------ DATA RECORDS ------

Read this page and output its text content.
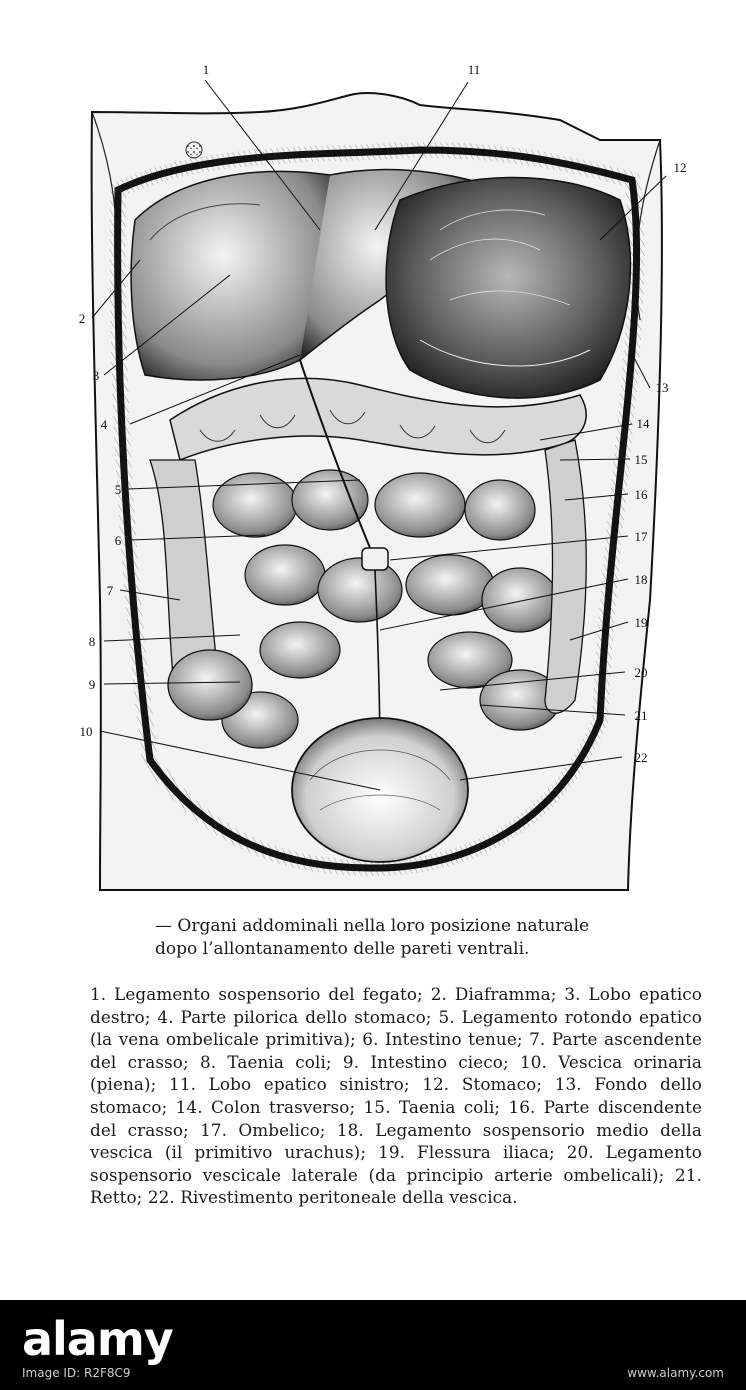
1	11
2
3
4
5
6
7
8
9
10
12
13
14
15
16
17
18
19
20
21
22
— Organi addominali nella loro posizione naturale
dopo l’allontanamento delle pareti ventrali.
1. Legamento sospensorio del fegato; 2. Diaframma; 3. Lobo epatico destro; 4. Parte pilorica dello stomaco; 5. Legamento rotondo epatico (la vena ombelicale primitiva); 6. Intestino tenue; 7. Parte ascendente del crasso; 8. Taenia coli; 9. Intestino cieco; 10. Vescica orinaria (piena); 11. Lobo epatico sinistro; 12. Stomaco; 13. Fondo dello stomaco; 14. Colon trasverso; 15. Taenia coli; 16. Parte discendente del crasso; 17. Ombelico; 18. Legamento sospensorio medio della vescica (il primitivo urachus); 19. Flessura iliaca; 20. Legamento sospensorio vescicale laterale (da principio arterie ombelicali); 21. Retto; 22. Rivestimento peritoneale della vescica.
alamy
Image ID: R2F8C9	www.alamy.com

------
------ DATA RECORDS ------

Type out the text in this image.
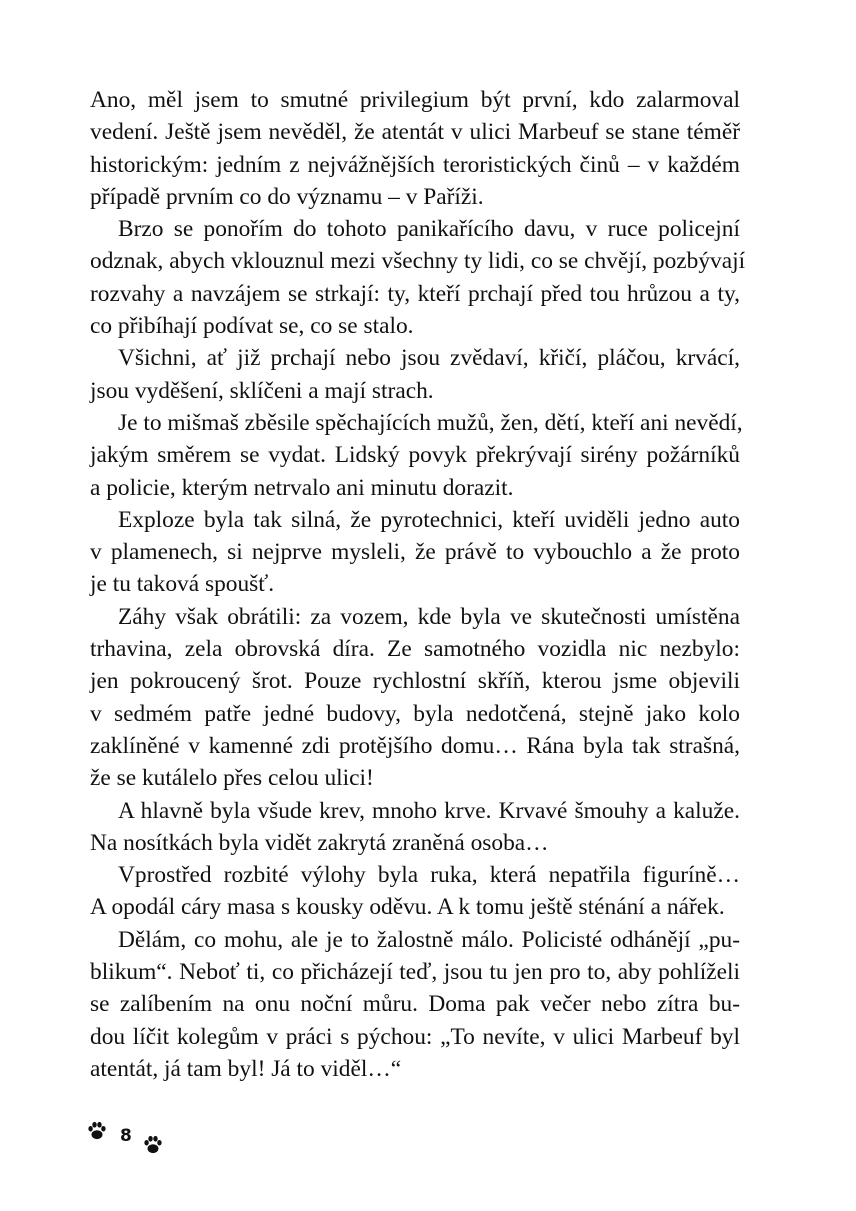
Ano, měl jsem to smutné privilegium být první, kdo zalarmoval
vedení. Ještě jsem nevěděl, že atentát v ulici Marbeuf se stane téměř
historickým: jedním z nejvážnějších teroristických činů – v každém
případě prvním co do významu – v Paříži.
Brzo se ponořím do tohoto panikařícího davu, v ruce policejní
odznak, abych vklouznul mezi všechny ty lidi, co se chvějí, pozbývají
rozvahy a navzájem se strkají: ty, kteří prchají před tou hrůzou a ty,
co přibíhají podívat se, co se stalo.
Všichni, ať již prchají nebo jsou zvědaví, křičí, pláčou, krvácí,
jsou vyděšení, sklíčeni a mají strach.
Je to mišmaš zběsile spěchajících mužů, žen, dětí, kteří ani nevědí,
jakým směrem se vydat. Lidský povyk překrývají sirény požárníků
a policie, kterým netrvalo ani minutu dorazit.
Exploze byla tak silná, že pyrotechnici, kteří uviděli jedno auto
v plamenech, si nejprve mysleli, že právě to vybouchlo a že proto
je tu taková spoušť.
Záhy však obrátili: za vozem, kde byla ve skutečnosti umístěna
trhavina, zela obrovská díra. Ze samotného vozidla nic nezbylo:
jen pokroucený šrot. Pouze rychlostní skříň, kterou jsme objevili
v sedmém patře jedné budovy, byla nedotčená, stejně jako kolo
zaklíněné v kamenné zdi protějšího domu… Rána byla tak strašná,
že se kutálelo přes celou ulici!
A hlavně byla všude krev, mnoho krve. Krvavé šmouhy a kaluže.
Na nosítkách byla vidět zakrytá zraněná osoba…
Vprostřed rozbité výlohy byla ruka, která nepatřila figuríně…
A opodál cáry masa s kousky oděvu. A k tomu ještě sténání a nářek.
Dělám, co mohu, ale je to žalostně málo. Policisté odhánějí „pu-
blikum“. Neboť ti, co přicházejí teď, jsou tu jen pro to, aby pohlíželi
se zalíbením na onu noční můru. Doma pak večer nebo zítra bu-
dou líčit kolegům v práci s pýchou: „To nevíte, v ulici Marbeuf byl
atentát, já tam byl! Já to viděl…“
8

------
------ DATA RECORDS ------

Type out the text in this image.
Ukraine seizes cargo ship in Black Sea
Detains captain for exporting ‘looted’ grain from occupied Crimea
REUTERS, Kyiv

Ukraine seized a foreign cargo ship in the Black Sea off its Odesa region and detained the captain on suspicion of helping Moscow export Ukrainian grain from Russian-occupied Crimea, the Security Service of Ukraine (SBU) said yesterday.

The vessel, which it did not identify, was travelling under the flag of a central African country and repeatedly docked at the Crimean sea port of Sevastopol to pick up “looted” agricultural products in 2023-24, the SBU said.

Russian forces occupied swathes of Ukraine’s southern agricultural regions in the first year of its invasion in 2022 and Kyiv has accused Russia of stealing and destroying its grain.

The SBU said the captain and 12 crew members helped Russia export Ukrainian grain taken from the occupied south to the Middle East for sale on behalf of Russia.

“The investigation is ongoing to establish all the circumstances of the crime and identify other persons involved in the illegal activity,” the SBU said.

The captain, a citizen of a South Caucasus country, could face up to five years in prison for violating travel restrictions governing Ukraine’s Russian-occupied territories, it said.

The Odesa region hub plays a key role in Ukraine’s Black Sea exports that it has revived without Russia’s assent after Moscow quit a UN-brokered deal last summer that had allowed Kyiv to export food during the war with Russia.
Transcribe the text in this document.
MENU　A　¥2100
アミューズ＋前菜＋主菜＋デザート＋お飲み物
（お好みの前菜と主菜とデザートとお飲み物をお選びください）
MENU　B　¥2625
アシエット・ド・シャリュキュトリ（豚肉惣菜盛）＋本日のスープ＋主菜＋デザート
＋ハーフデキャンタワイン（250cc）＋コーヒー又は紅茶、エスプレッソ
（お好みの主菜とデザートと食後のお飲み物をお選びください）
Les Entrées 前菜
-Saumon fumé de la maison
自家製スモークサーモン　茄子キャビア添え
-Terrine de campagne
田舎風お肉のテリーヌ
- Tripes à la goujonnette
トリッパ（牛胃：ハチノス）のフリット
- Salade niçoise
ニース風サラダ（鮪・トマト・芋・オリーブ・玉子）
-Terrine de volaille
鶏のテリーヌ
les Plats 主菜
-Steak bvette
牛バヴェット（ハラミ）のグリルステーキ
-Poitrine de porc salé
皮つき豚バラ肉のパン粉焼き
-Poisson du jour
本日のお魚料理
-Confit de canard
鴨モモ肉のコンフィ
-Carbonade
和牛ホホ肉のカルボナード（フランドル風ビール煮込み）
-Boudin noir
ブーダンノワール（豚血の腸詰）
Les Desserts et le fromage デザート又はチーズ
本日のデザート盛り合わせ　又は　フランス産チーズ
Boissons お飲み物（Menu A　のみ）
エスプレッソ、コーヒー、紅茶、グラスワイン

------

* **INSTRUCTIONS TO FOLLOW**
State how many lines of the data include the word "Odesa", with nothing else.

* **EXERCISE RESULT**
2